What to work on:
Return the records exactly as they are.

Exercise materials:
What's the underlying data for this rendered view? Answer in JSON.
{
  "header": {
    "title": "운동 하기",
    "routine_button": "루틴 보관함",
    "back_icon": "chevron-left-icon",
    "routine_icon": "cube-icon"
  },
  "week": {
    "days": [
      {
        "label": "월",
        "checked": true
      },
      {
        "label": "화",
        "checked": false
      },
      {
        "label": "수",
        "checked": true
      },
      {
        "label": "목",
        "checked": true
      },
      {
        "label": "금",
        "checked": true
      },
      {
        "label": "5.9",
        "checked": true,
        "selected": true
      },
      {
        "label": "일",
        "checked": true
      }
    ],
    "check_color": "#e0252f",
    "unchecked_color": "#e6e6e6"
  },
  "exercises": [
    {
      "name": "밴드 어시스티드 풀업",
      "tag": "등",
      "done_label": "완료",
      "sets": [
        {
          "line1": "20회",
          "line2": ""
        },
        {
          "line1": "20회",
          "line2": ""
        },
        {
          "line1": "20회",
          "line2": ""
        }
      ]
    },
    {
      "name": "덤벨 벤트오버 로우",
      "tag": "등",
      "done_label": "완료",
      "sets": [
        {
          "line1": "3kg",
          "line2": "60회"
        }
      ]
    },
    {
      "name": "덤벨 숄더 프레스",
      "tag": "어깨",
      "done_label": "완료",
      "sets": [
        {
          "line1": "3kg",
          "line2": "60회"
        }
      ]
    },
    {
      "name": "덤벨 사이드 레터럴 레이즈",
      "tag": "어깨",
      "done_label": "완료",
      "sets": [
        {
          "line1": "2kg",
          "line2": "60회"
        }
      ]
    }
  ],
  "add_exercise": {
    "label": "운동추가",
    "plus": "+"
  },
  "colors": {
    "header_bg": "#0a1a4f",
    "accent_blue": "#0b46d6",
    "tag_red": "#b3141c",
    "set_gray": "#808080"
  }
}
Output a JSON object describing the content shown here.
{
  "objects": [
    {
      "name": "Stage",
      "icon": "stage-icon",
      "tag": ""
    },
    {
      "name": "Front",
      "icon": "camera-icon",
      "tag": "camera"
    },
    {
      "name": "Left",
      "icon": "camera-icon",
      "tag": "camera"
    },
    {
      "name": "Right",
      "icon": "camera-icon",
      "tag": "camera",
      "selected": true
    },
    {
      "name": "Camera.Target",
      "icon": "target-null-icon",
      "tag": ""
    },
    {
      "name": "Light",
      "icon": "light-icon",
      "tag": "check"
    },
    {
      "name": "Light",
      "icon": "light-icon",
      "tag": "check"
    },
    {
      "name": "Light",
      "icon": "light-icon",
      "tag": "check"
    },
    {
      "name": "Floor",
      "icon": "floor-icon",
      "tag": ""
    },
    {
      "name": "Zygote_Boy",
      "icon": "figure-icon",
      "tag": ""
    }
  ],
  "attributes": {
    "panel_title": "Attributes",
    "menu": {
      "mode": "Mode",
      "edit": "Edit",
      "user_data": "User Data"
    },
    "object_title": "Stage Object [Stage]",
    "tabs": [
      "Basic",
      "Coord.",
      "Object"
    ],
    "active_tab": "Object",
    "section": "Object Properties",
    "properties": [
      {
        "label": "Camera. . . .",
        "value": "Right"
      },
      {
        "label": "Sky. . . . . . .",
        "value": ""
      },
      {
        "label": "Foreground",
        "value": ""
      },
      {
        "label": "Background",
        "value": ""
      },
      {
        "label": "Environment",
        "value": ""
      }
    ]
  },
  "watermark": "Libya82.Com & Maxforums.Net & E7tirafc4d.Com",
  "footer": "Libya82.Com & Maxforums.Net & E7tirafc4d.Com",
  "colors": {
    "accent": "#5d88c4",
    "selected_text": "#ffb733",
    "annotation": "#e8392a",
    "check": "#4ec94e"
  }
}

Response:
What's the underlying data for this rendered view? Answer in JSON.
{
  "header": {
    "title": "운동 하기",
    "routine_button": "루틴 보관함",
    "back_icon": "chevron-left-icon",
    "routine_icon": "cube-icon"
  },
  "week": {
    "days": [
      {
        "label": "월",
        "checked": true
      },
      {
        "label": "화",
        "checked": false
      },
      {
        "label": "수",
        "checked": true
      },
      {
        "label": "목",
        "checked": true
      },
      {
        "label": "금",
        "checked": true
      },
      {
        "label": "5.9",
        "checked": true,
        "selected": true
      },
      {
        "label": "일",
        "checked": true
      }
    ],
    "check_color": "#e0252f",
    "unchecked_color": "#e6e6e6"
  },
  "exercises": [
    {
      "name": "밴드 어시스티드 풀업",
      "tag": "등",
      "done_label": "완료",
      "sets": [
        {
          "line1": "20회",
          "line2": ""
        },
        {
          "line1": "20회",
          "line2": ""
        },
        {
          "line1": "20회",
          "line2": ""
        }
      ]
    },
    {
      "name": "덤벨 벤트오버 로우",
      "tag": "등",
      "done_label": "완료",
      "sets": [
        {
          "line1": "3kg",
          "line2": "60회"
        }
      ]
    },
    {
      "name": "덤벨 숄더 프레스",
      "tag": "어깨",
      "done_label": "완료",
      "sets": [
        {
          "line1": "3kg",
          "line2": "60회"
        }
      ]
    },
    {
      "name": "덤벨 사이드 레터럴 레이즈",
      "tag": "어깨",
      "done_label": "완료",
      "sets": [
        {
          "line1": "2kg",
          "line2": "60회"
        }
      ]
    }
  ],
  "add_exercise": {
    "label": "운동추가",
    "plus": "+"
  },
  "colors": {
    "header_bg": "#0a1a4f",
    "accent_blue": "#0b46d6",
    "tag_red": "#b3141c",
    "set_gray": "#808080"
  }
}
Output a JSON object describing the content shown here.
{
  "objects": [
    {
      "name": "Stage",
      "icon": "stage-icon",
      "tag": ""
    },
    {
      "name": "Front",
      "icon": "camera-icon",
      "tag": "camera"
    },
    {
      "name": "Left",
      "icon": "camera-icon",
      "tag": "camera"
    },
    {
      "name": "Right",
      "icon": "camera-icon",
      "tag": "camera",
      "selected": true
    },
    {
      "name": "Camera.Target",
      "icon": "target-null-icon",
      "tag": ""
    },
    {
      "name": "Light",
      "icon": "light-icon",
      "tag": "check"
    },
    {
      "name": "Light",
      "icon": "light-icon",
      "tag": "check"
    },
    {
      "name": "Light",
      "icon": "light-icon",
      "tag": "check"
    },
    {
      "name": "Floor",
      "icon": "floor-icon",
      "tag": ""
    },
    {
      "name": "Zygote_Boy",
      "icon": "figure-icon",
      "tag": ""
    }
  ],
  "attributes": {
    "panel_title": "Attributes",
    "menu": {
      "mode": "Mode",
      "edit": "Edit",
      "user_data": "User Data"
    },
    "object_title": "Stage Object [Stage]",
    "tabs": [
      "Basic",
      "Coord.",
      "Object"
    ],
    "active_tab": "Object",
    "section": "Object Properties",
    "properties": [
      {
        "label": "Camera. . . .",
        "value": "Right"
      },
      {
        "label": "Sky. . . . . . .",
        "value": ""
      },
      {
        "label": "Foreground",
        "value": ""
      },
      {
        "label": "Background",
        "value": ""
      },
      {
        "label": "Environment",
        "value": ""
      }
    ]
  },
  "watermark": "Libya82.Com & Maxforums.Net & E7tirafc4d.Com",
  "footer": "Libya82.Com & Maxforums.Net & E7tirafc4d.Com",
  "colors": {
    "accent": "#5d88c4",
    "selected_text": "#ffb733",
    "annotation": "#e8392a",
    "check": "#4ec94e"
  }
}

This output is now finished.